What needs to be done: Will you extract the entries word for word? Images should not appear in the copy.

Material shown:

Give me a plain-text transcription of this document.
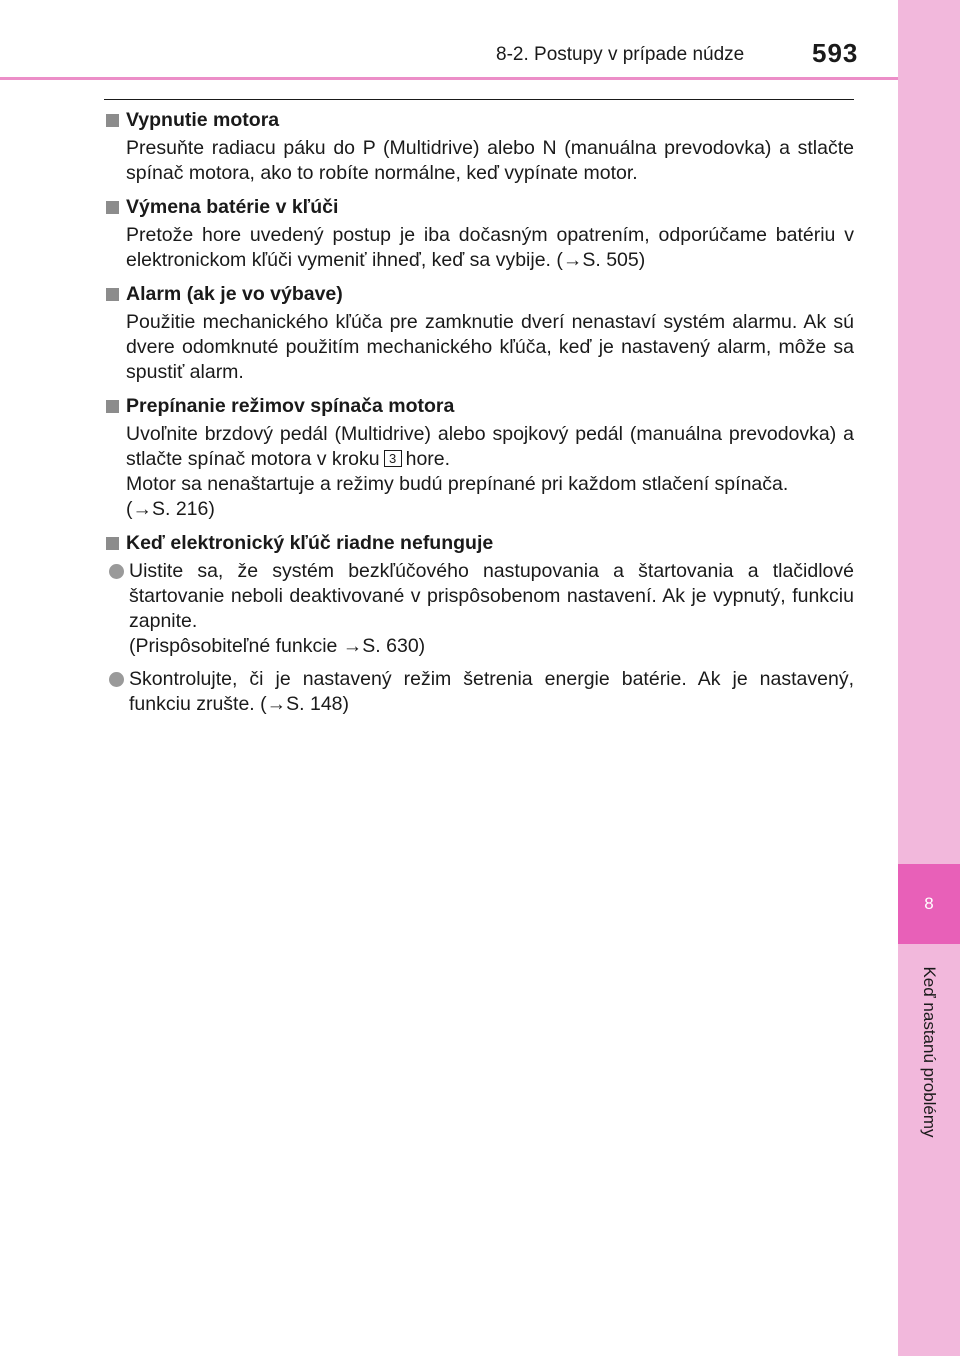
8
Keď nastanú problémy
8-2. Postupy v prípade núdze	593
Vypnutie motora
Presuňte radiacu páku do P (Multidrive) alebo N (manuálna prevodovka) a stlačte spínač motora, ako to robíte normálne, keď vypínate motor.
Výmena batérie v kľúči
Pretože hore uvedený postup je iba dočasným opatrením, odporúčame batériu v elektronickom kľúči vymeniť ihneď, keď sa vybije. (→S. 505)
Alarm (ak je vo výbave)
Použitie mechanického kľúča pre zamknutie dverí nenastaví systém alarmu. Ak sú dvere odomknuté použitím mechanického kľúča, keď je nastavený alarm, môže sa spustiť alarm.
Prepínanie režimov spínača motora
Uvoľnite brzdový pedál (Multidrive) alebo spojkový pedál (manuálna prevodovka) a stlačte spínač motora v kroku 3 hore.
Motor sa nenaštartuje a režimy budú prepínané pri každom stlačení spínača.
(→S. 216)
Keď elektronický kľúč riadne nefunguje
Uistite sa, že systém bezkľúčového nastupovania a štartovania a tlačidlové štartovanie neboli deaktivované v prispôsobenom nastavení. Ak je vypnutý, funkciu zapnite.
(Prispôsobiteľné funkcie →S. 630)
Skontrolujte, či je nastavený režim šetrenia energie batérie. Ak je nastavený, funkciu zrušte. (→S. 148)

Exercise answer:
Give me a plain-text transcription of this document.
8
Keď nastanú problémy
8-2. Postupy v prípade núdze	593
Vypnutie motora
Presuňte radiacu páku do P (Multidrive) alebo N (manuálna prevodovka) a stlačte spínač motora, ako to robíte normálne, keď vypínate motor.
Výmena batérie v kľúči
Pretože hore uvedený postup je iba dočasným opatrením, odporúčame batériu v elektronickom kľúči vymeniť ihneď, keď sa vybije. (→S. 505)
Alarm (ak je vo výbave)
Použitie mechanického kľúča pre zamknutie dverí nenastaví systém alarmu. Ak sú dvere odomknuté použitím mechanického kľúča, keď je nastavený alarm, môže sa spustiť alarm.
Prepínanie režimov spínača motora
Uvoľnite brzdový pedál (Multidrive) alebo spojkový pedál (manuálna prevodovka) a stlačte spínač motora v kroku 3 hore.
Motor sa nenaštartuje a režimy budú prepínané pri každom stlačení spínača.
(→S. 216)
Keď elektronický kľúč riadne nefunguje
Uistite sa, že systém bezkľúčového nastupovania a štartovania a tlačidlové štartovanie neboli deaktivované v prispôsobenom nastavení. Ak je vypnutý, funkciu zapnite.
(Prispôsobiteľné funkcie →S. 630)
Skontrolujte, či je nastavený režim šetrenia energie batérie. Ak je nastavený, funkciu zrušte. (→S. 148)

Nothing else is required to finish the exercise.